(Do this): Pick out and copy each line below that contains the string "axis". Treat uppercase and lowercase letters as distinct.

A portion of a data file
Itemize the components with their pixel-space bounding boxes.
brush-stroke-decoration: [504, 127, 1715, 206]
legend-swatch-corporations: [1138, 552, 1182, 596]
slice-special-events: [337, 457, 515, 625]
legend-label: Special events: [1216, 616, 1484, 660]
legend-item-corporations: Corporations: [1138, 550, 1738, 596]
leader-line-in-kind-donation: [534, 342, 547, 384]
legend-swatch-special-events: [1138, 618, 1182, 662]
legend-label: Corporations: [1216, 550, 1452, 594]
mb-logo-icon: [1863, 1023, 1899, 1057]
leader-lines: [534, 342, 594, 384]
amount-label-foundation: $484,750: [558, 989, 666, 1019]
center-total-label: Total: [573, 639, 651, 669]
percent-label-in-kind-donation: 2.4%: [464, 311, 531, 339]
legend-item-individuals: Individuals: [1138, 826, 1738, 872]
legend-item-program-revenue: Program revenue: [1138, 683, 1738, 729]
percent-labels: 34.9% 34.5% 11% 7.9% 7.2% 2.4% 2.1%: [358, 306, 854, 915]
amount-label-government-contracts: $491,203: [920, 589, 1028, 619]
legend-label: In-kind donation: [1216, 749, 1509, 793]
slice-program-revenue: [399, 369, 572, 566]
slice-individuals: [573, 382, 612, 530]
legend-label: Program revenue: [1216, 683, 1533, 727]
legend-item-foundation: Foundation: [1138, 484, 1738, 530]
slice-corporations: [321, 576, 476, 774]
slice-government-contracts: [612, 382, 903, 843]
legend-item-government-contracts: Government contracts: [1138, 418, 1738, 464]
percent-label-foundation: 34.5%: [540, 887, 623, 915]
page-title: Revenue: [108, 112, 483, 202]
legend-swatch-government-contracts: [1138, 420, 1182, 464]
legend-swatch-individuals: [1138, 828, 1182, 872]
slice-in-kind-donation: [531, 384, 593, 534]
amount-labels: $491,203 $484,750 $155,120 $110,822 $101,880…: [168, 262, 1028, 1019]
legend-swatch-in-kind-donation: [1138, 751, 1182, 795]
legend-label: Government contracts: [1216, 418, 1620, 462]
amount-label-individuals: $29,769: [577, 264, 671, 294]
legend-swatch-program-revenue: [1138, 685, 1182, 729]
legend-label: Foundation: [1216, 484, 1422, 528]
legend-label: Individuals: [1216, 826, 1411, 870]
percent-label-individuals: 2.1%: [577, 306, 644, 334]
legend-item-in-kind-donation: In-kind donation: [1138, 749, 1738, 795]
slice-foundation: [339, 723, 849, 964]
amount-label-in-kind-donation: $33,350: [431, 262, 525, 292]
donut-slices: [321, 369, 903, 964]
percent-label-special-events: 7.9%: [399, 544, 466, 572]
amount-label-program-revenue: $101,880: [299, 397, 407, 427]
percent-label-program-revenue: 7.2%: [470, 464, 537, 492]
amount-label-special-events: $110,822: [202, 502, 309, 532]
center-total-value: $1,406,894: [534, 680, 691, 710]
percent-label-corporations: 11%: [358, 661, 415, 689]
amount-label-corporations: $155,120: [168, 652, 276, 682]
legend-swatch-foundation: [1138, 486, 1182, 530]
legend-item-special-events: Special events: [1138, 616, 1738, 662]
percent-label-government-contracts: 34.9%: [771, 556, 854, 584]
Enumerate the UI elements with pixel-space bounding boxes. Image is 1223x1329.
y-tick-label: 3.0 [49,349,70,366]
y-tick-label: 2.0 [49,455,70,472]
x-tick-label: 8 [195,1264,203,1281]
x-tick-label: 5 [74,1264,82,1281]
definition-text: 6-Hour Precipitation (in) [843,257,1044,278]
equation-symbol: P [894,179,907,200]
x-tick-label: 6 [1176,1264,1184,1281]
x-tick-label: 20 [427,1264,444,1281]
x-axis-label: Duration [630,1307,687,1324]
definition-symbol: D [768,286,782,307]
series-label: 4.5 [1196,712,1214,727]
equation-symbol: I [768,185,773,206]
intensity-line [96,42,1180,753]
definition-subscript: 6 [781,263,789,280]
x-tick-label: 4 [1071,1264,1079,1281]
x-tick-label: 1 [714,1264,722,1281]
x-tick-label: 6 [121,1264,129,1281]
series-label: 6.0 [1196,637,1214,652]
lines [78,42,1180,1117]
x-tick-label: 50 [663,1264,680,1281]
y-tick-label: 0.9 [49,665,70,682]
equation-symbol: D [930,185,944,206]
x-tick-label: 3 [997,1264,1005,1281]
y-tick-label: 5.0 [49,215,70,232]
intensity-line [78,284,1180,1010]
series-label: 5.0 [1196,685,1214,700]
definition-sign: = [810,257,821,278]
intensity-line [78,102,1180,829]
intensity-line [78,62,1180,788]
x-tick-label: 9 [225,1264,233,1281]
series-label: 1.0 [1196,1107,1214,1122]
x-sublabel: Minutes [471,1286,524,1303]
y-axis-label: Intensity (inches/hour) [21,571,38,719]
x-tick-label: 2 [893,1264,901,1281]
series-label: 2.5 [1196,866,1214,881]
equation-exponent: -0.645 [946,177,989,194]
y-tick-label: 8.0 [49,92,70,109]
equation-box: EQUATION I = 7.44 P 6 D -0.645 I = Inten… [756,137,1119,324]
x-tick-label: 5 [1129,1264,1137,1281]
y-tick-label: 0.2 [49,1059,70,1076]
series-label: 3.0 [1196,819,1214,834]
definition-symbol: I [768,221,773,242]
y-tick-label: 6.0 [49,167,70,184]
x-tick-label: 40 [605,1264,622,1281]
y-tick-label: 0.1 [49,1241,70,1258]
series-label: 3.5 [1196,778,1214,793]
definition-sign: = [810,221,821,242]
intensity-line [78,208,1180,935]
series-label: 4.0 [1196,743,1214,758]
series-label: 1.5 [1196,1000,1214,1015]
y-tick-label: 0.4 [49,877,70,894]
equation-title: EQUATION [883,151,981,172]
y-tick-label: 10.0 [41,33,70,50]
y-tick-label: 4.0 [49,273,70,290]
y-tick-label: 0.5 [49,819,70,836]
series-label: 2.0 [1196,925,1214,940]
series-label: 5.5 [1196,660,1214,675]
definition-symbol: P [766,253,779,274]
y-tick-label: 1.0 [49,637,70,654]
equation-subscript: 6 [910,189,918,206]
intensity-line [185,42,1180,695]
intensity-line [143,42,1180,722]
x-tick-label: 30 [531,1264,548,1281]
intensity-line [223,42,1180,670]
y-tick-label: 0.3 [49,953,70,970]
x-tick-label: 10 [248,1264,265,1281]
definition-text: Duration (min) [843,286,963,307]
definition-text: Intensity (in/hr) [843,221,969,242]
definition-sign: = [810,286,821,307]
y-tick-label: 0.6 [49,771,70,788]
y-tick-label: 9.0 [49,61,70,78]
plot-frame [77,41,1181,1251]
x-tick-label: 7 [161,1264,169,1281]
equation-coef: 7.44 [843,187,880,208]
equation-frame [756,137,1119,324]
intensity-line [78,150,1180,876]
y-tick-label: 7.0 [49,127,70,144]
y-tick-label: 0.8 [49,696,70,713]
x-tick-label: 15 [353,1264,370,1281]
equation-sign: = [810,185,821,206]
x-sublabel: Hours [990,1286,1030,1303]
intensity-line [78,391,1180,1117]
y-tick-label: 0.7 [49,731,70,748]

(Full solution):
x-axis-label: Duration [630,1307,687,1324]
y-axis-label: Intensity (inches/hour) [21,571,38,719]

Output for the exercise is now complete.